--- Information supplied ---
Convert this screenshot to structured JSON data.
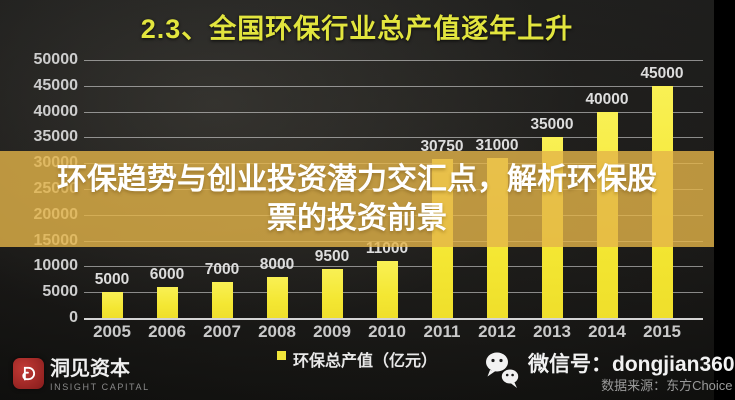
{
  "title": "2.3、全国环保行业总产值逐年上升",
  "overlay": {
    "line1": "环保趋势与创业投资潜力交汇点，解析环保股",
    "line2": "票的投资前景"
  },
  "chart_data": {
    "type": "bar",
    "title": "2.3、全国环保行业总产值逐年上升",
    "categories": [
      "2005",
      "2006",
      "2007",
      "2008",
      "2009",
      "2010",
      "2011",
      "2012",
      "2013",
      "2014",
      "2015"
    ],
    "values": [
      5000,
      6000,
      7000,
      8000,
      9500,
      11000,
      30750,
      31000,
      35000,
      40000,
      45000
    ],
    "series_name": "环保总产值（亿元）",
    "xlabel": "",
    "ylabel": "",
    "ylim": [
      0,
      50000
    ],
    "ytick_step": 5000,
    "grid": true,
    "legend_position": "bottom",
    "bar_color": "#f5e93c",
    "value_labels_shown": true
  },
  "legend": {
    "label": "环保总产值（亿元）",
    "swatch_color": "#f0e53a"
  },
  "footer": {
    "brand_cn": "洞见资本",
    "brand_en": "INSIGHT CAPITAL",
    "wechat_label": "微信号：dongjian360",
    "data_source": "数据来源：东方Choice"
  },
  "icons": {
    "brand_logo": "spiral-d-logo",
    "wechat": "wechat-bubbles-icon",
    "legend_swatch": "yellow-square"
  },
  "colors": {
    "background": "#161514",
    "title_text": "#e2e53e",
    "bar": "#f5e93c",
    "overlay_band": "rgba(228,180,72,0.80)",
    "overlay_text": "#ffffff",
    "axis_text": "#cccccc",
    "logo_red": "#a82a28"
  }
}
---
The problem:
Print the records above exactly as they stand, but leave out the pictures.

Right answer:
Convert this screenshot to structured JSON data.
{
  "title": "2.3、全国环保行业总产值逐年上升",
  "overlay": {
    "line1": "环保趋势与创业投资潜力交汇点，解析环保股",
    "line2": "票的投资前景"
  },
  "chart_data": {
    "type": "bar",
    "title": "2.3、全国环保行业总产值逐年上升",
    "categories": [
      "2005",
      "2006",
      "2007",
      "2008",
      "2009",
      "2010",
      "2011",
      "2012",
      "2013",
      "2014",
      "2015"
    ],
    "values": [
      5000,
      6000,
      7000,
      8000,
      9500,
      11000,
      30750,
      31000,
      35000,
      40000,
      45000
    ],
    "series_name": "环保总产值（亿元）",
    "xlabel": "",
    "ylabel": "",
    "ylim": [
      0,
      50000
    ],
    "ytick_step": 5000,
    "grid": true,
    "legend_position": "bottom",
    "bar_color": "#f5e93c",
    "value_labels_shown": true
  },
  "legend": {
    "label": "环保总产值（亿元）",
    "swatch_color": "#f0e53a"
  },
  "footer": {
    "brand_cn": "洞见资本",
    "brand_en": "INSIGHT CAPITAL",
    "wechat_label": "微信号：dongjian360",
    "data_source": "数据来源：东方Choice"
  },
  "icons": {
    "brand_logo": "spiral-d-logo",
    "wechat": "wechat-bubbles-icon",
    "legend_swatch": "yellow-square"
  },
  "colors": {
    "background": "#161514",
    "title_text": "#e2e53e",
    "bar": "#f5e93c",
    "overlay_band": "rgba(228,180,72,0.80)",
    "overlay_text": "#ffffff",
    "axis_text": "#cccccc",
    "logo_red": "#a82a28"
  }
}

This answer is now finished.